Search the records for the word "постановлений" and report each line that has it.

[Dataset items]
···

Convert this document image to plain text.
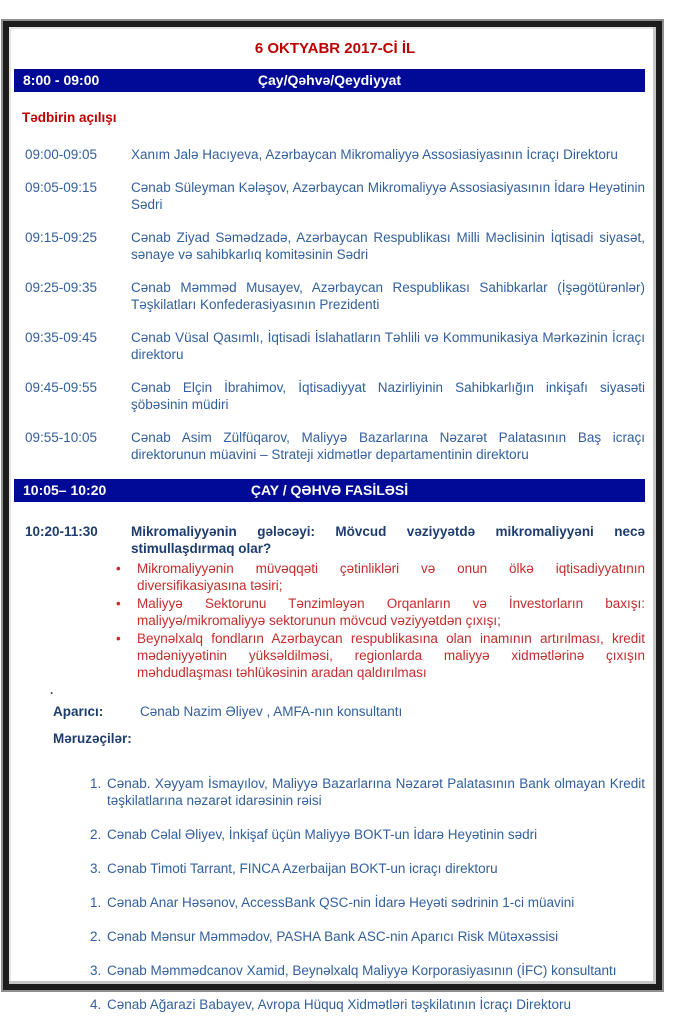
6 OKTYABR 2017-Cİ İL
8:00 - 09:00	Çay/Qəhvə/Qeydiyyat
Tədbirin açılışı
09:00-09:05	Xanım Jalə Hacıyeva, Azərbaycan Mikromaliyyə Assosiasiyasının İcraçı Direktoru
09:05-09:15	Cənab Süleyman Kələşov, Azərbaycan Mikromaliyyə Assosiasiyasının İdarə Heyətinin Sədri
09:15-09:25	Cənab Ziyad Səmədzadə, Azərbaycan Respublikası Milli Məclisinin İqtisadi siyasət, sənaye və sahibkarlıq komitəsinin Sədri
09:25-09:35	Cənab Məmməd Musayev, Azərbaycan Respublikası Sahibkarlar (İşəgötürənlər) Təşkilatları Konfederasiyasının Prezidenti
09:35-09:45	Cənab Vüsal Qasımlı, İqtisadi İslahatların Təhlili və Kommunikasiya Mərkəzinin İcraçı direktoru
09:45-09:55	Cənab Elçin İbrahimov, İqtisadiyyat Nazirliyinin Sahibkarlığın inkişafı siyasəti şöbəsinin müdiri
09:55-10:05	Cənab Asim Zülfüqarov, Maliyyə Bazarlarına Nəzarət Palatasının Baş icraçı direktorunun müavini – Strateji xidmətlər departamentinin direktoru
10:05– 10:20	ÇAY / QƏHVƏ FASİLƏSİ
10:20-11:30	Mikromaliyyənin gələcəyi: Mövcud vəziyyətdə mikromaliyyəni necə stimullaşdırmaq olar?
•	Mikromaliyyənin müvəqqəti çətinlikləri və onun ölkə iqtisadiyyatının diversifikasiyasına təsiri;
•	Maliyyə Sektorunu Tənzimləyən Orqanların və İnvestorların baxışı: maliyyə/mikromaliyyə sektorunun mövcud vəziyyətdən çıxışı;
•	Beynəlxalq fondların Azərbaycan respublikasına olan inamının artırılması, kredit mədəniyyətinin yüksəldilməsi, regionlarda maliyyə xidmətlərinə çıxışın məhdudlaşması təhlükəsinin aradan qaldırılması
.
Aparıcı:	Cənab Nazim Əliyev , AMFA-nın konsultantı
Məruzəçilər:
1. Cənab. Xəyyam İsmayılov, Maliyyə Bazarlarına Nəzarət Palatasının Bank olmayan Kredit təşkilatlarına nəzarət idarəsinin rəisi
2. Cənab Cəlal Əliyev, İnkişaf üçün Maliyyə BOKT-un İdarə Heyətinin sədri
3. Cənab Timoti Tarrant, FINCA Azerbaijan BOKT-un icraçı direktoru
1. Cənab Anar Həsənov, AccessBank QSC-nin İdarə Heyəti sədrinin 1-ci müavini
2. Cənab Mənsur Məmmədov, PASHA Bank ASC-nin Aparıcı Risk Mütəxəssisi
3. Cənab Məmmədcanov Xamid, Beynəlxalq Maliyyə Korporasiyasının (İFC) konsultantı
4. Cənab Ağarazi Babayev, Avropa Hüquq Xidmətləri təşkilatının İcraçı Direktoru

···

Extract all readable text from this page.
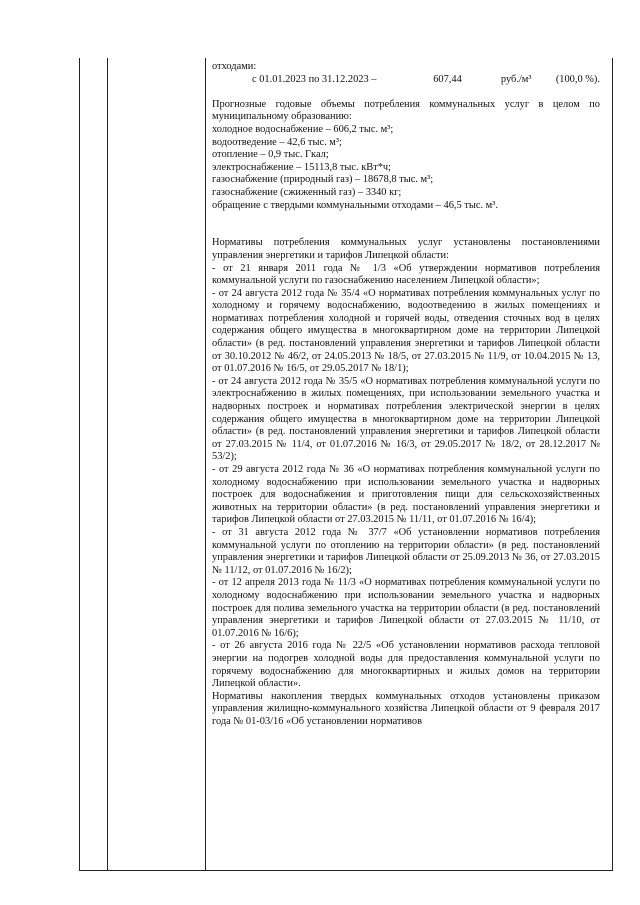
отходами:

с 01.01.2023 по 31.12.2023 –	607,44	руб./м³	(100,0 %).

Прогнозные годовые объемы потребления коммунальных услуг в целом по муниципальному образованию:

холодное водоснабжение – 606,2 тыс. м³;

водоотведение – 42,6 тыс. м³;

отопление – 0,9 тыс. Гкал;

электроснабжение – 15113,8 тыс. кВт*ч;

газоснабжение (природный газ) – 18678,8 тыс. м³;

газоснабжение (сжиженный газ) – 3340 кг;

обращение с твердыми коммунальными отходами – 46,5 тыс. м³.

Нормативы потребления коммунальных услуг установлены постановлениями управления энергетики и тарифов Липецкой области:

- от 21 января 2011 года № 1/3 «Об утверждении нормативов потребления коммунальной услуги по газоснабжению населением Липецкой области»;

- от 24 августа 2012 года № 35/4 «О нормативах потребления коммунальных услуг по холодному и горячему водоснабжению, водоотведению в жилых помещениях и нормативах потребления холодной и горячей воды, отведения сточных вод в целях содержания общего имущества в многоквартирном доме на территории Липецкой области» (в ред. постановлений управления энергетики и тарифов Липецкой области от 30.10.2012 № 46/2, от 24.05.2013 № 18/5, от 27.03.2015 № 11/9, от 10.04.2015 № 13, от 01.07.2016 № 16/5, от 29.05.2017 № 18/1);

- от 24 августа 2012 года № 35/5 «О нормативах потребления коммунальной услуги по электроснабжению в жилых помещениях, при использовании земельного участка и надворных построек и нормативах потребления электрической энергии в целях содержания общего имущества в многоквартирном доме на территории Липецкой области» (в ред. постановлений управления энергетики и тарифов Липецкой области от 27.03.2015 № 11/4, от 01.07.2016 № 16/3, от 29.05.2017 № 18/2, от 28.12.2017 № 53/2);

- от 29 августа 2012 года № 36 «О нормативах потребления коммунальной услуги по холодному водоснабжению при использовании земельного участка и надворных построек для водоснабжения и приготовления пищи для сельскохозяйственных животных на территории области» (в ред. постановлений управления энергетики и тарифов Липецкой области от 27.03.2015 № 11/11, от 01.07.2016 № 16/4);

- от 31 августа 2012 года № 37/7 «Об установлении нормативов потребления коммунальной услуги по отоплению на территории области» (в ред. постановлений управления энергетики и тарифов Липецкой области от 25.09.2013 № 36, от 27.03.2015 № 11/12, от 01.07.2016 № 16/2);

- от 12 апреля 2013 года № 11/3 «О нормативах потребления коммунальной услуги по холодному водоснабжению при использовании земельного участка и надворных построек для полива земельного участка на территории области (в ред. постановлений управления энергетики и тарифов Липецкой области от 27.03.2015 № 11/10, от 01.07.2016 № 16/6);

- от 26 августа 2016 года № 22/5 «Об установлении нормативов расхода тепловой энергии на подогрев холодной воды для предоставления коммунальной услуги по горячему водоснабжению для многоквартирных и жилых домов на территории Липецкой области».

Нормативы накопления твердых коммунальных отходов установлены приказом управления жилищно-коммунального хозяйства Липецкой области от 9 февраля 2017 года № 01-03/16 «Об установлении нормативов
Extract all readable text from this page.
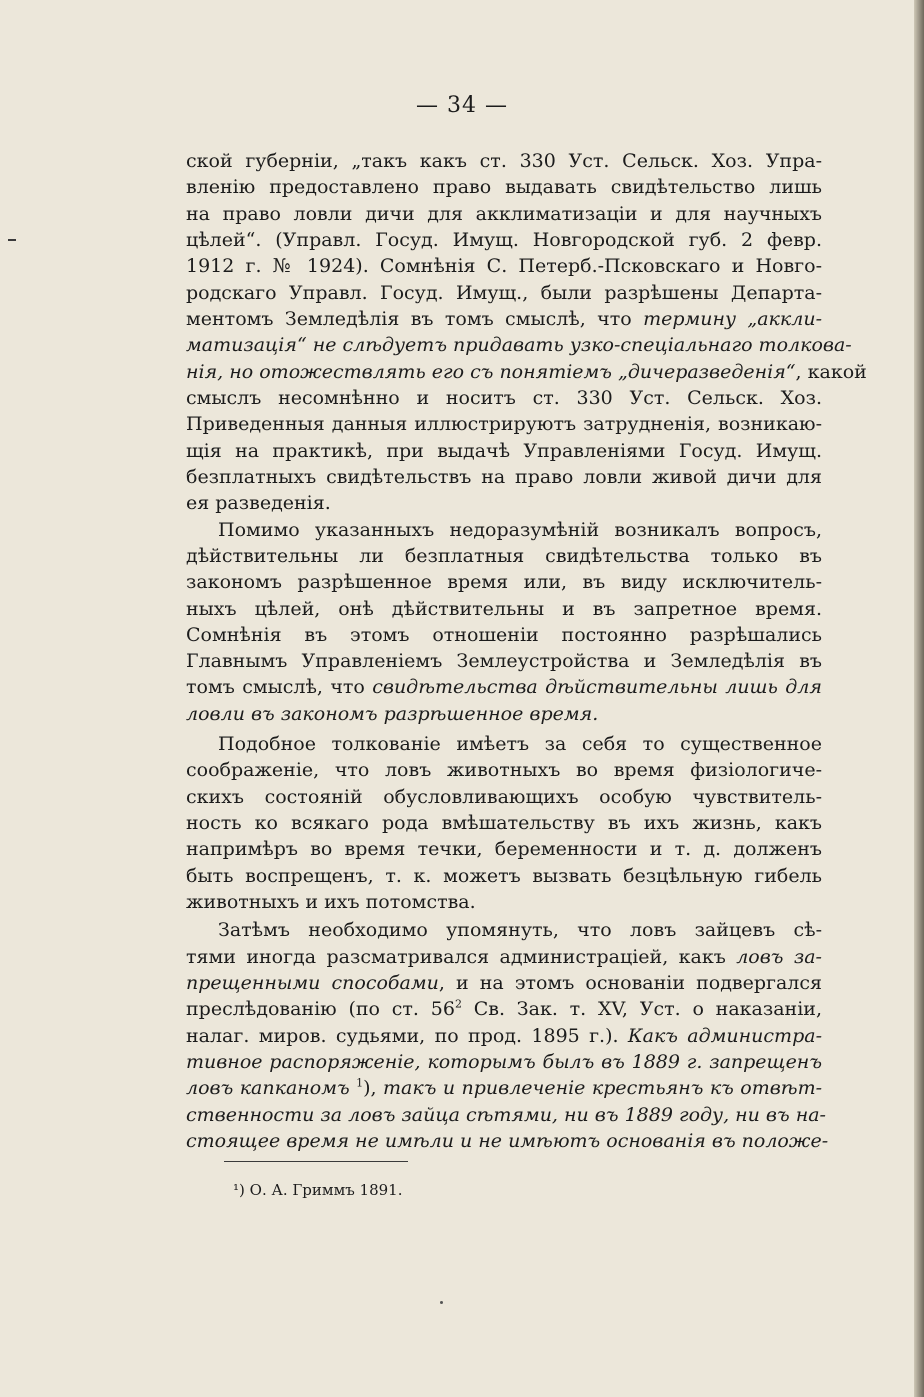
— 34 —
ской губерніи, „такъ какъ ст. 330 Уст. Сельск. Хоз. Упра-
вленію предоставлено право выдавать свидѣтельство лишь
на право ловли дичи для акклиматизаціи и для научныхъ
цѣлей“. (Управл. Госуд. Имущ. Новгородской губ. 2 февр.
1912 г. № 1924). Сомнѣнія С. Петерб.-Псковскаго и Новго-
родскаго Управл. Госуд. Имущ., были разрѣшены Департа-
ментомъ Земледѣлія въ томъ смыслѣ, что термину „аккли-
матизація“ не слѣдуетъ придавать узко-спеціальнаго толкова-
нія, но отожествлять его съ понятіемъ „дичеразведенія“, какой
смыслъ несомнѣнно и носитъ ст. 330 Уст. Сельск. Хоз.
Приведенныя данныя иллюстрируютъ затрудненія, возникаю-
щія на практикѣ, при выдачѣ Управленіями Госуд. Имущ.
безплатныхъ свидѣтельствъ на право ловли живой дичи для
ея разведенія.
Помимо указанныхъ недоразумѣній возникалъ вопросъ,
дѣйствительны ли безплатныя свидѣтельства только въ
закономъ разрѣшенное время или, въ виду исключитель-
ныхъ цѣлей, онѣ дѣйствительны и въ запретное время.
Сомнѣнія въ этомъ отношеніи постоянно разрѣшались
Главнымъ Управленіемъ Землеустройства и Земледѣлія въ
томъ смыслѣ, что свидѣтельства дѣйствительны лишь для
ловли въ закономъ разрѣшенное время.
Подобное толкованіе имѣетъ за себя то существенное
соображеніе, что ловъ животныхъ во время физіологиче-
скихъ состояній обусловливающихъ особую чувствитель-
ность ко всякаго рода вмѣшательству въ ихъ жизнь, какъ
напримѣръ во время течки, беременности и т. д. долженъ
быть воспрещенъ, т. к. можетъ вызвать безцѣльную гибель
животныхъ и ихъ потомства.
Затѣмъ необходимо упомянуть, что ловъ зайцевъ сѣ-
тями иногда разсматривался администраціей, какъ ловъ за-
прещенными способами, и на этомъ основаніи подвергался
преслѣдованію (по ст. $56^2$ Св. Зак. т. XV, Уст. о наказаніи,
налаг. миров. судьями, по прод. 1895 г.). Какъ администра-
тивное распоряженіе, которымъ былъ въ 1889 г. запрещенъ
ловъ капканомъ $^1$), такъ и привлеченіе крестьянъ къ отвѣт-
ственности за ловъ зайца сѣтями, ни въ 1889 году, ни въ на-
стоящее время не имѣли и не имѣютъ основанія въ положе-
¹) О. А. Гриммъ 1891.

···

Final answer »
- от 24 августа 2012 года № 35/4 «О нормативах потребления коммунальных услуг по холодному и горячему водоснабжению, водоотведению в жилых помещениях и нормативах потребления холодной и горячей воды, отведения сточных вод в целях содержания общего имущества в многоквартирном доме на территории Липецкой области» (в ред. постановлений управления энергетики и тарифов Липецкой области от 30.10.2012 № 46/2, от 24.05.2013 № 18/5, от 27.03.2015 № 11/9, от 10.04.2015 № 13, от 01.07.2016 № 16/5, от 29.05.2017 № 18/1);
- от 24 августа 2012 года № 35/5 «О нормативах потребления коммунальной услуги по электроснабжению в жилых помещениях, при использовании земельного участка и надворных построек и нормативах потребления электрической энергии в целях содержания общего имущества в многоквартирном доме на территории Липецкой области» (в ред. постановлений управления энергетики и тарифов Липецкой области от 27.03.2015 № 11/4, от 01.07.2016 № 16/3, от 29.05.2017 № 18/2, от 28.12.2017 № 53/2);
- от 29 августа 2012 года № 36 «О нормативах потребления коммунальной услуги по холодному водоснабжению при использовании земельного участка и надворных построек для водоснабжения и приготовления пищи для сельскохозяйственных животных на территории области» (в ред. постановлений управления энергетики и тарифов Липецкой области от 27.03.2015 № 11/11, от 01.07.2016 № 16/4);
- от 31 августа 2012 года № 37/7 «Об установлении нормативов потребления коммунальной услуги по отоплению на территории области» (в ред. постановлений управления энергетики и тарифов Липецкой области от 25.09.2013 № 36, от 27.03.2015 № 11/12, от 01.07.2016 № 16/2);
- от 12 апреля 2013 года № 11/3 «О нормативах потребления коммунальной услуги по холодному водоснабжению при использовании земельного участка и надворных построек для полива земельного участка на территории области (в ред. постановлений управления энергетики и тарифов Липецкой области от 27.03.2015 № 11/10, от 01.07.2016 № 16/6);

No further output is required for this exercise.